OBJECTIF »
Sélectionnez et recopiez, s'il vous plaît, chaque ligne de la liste ci-dessous qui contient le mot "system". Respectez les majuscules et les minuscules.

LISTE À TRAITER »

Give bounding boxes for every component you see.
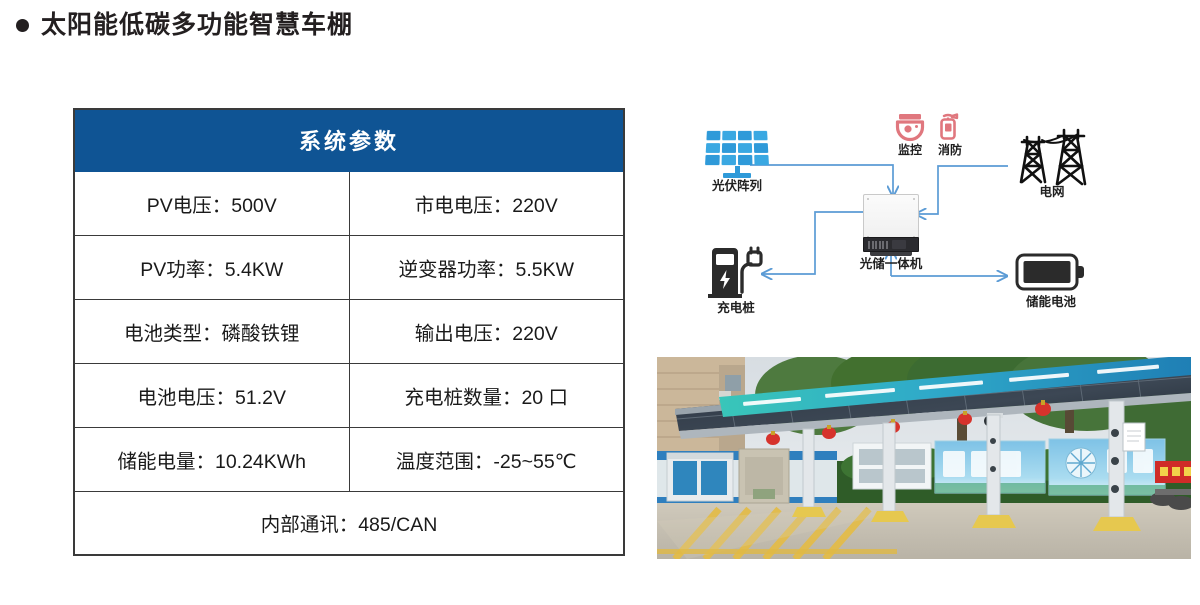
cell-charger-count: 充电桩数量：20 口	[349, 363, 624, 427]
cell-pv-power: PV功率：5.4KW	[74, 235, 349, 299]
cell-battery-type: 电池类型：磷酸铁锂	[74, 299, 349, 363]
diagram-node-label: 监控	[894, 144, 926, 157]
cell-battery-voltage: 电池电压：51.2V	[74, 363, 349, 427]
diagram-node-label: 消防	[935, 144, 965, 157]
slide-page: 太阳能低碳多功能智慧车棚 系统参数 PV电压：500V 市电电压：220V PV…	[0, 0, 1200, 605]
cell-output-voltage: 输出电压：220V	[349, 299, 624, 363]
cell-temp-range: 温度范围：-25~55℃	[349, 427, 624, 491]
power-tower-icon	[1008, 128, 1096, 186]
bullet-dot-icon	[16, 19, 29, 32]
table-row: 电池类型：磷酸铁锂 输出电压：220V	[74, 299, 624, 363]
diagram-node-label: 充电桩	[682, 302, 790, 316]
diagram-node-battery: 储能电池	[997, 250, 1105, 310]
table-row: PV电压：500V 市电电压：220V	[74, 171, 624, 235]
table-row-footer: 内部通讯：485/CAN	[74, 491, 624, 555]
table-row: 储能电量：10.24KWh 温度范围：-25~55℃	[74, 427, 624, 491]
system-parameters-table: 系统参数 PV电压：500V 市电电压：220V PV功率：5.4KW 逆变器功…	[73, 108, 625, 556]
solar-panel-icon	[706, 130, 768, 178]
page-title-text: 太阳能低碳多功能智慧车棚	[41, 13, 353, 38]
cell-inverter-power: 逆变器功率：5.5KW	[349, 235, 624, 299]
cell-internal-comm: 内部通讯：485/CAN	[74, 491, 624, 555]
fire-node: 消防	[935, 112, 965, 157]
cell-mains-voltage: 市电电压：220V	[349, 171, 624, 235]
table-row: 电池电压：51.2V 充电桩数量：20 口	[74, 363, 624, 427]
fire-extinguisher-icon	[935, 112, 965, 142]
solar-carport-photo	[657, 357, 1191, 559]
table-header-cell: 系统参数	[74, 109, 624, 171]
diagram-node-inverter: 光储一体机	[863, 194, 919, 272]
table-row: PV功率：5.4KW 逆变器功率：5.5KW	[74, 235, 624, 299]
system-flow-diagram: 光伏阵列 监控	[652, 108, 1192, 346]
photo-content	[657, 357, 1191, 559]
charging-pile-icon	[706, 246, 766, 300]
diagram-node-label: 储能电池	[997, 296, 1105, 310]
inverter-cabinet-icon	[863, 194, 919, 256]
diagram-node-label: 光储一体机	[839, 258, 943, 272]
diagram-node-grid: 电网	[997, 128, 1107, 200]
cell-pv-voltage: PV电压：500V	[74, 171, 349, 235]
diagram-node-charger: 充电桩	[682, 246, 790, 316]
diagram-node-label: 电网	[997, 186, 1107, 200]
cctv-camera-icon	[894, 112, 926, 142]
battery-icon	[1015, 250, 1087, 294]
cell-storage-energy: 储能电量：10.24KWh	[74, 427, 349, 491]
flow-grid-to-inverter	[916, 166, 1008, 214]
diagram-node-pv-array: 光伏阵列	[682, 130, 792, 194]
monitor-node: 监控	[894, 112, 926, 157]
diagram-node-safety-icons: 监控 消防	[894, 112, 965, 157]
table-header-row: 系统参数	[74, 109, 624, 171]
page-title: 太阳能低碳多功能智慧车棚	[16, 13, 353, 38]
diagram-node-label: 光伏阵列	[682, 180, 792, 194]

RÉPONSE »
system-parameters-table: 系统参数 PV电压：500V 市电电压：220V PV功率：5.4KW 逆变器功…	[73, 108, 625, 556]
system-flow-diagram: 光伏阵列 监控	[652, 108, 1192, 346]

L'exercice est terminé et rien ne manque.